**Given task**: Look through the records below and collect all lines that hold the string "from".

Dataset listings of figures
####################

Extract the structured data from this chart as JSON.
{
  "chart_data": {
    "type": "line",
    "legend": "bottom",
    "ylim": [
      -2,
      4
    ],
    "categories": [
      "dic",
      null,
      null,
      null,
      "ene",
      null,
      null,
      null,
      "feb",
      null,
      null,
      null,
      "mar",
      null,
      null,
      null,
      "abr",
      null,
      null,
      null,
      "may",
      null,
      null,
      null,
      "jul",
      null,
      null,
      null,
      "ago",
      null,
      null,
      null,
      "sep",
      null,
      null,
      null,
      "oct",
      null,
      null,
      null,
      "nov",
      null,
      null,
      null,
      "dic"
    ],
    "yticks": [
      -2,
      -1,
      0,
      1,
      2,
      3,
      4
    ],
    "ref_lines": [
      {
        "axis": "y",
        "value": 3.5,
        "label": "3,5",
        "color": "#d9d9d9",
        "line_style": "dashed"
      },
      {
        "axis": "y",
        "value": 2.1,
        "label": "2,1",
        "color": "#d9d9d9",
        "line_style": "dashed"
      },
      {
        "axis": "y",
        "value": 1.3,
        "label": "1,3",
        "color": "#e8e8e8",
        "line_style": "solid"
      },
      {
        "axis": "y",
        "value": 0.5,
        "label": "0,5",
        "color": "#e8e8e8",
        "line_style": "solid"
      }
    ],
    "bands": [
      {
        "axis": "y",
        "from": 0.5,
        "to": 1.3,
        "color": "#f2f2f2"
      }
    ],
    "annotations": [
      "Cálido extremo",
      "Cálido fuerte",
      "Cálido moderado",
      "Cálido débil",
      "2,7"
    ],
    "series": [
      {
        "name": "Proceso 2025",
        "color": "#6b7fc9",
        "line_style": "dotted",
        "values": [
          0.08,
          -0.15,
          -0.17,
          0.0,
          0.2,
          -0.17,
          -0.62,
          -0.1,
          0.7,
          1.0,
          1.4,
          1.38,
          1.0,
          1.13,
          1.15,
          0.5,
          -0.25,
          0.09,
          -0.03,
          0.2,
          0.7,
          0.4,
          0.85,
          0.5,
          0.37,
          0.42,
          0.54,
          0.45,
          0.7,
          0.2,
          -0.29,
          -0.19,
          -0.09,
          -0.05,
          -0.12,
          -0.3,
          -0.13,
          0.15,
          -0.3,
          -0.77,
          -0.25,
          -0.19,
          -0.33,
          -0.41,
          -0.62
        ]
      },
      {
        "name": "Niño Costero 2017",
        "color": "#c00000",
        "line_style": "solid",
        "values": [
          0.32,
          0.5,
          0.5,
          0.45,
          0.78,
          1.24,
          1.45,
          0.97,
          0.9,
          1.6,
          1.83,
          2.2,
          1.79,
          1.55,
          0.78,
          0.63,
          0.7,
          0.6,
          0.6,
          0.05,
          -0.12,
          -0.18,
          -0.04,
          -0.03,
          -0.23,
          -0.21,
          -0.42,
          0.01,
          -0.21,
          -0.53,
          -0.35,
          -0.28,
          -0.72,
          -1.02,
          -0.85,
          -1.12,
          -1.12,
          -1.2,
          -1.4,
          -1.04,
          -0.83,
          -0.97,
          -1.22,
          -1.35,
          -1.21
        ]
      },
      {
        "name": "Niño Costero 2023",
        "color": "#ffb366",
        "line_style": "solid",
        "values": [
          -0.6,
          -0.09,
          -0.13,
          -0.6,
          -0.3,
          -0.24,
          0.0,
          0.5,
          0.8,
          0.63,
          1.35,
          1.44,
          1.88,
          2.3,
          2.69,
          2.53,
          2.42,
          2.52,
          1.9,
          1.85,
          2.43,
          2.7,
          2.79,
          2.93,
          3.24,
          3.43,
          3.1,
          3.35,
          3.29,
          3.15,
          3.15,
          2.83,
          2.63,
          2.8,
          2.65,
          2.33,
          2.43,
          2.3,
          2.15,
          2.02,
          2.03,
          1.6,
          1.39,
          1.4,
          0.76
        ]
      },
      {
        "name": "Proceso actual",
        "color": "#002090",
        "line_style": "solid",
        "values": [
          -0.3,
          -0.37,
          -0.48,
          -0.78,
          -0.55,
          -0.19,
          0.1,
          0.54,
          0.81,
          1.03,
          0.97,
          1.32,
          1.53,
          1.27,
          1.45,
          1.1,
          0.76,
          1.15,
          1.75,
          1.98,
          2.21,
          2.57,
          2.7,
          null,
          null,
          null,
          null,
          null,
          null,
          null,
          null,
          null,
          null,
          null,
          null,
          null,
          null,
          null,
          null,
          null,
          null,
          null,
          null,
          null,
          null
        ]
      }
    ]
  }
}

####################

**Exercise answer**:
Extract the structured data from this chart as JSON.
        "from": 0.5,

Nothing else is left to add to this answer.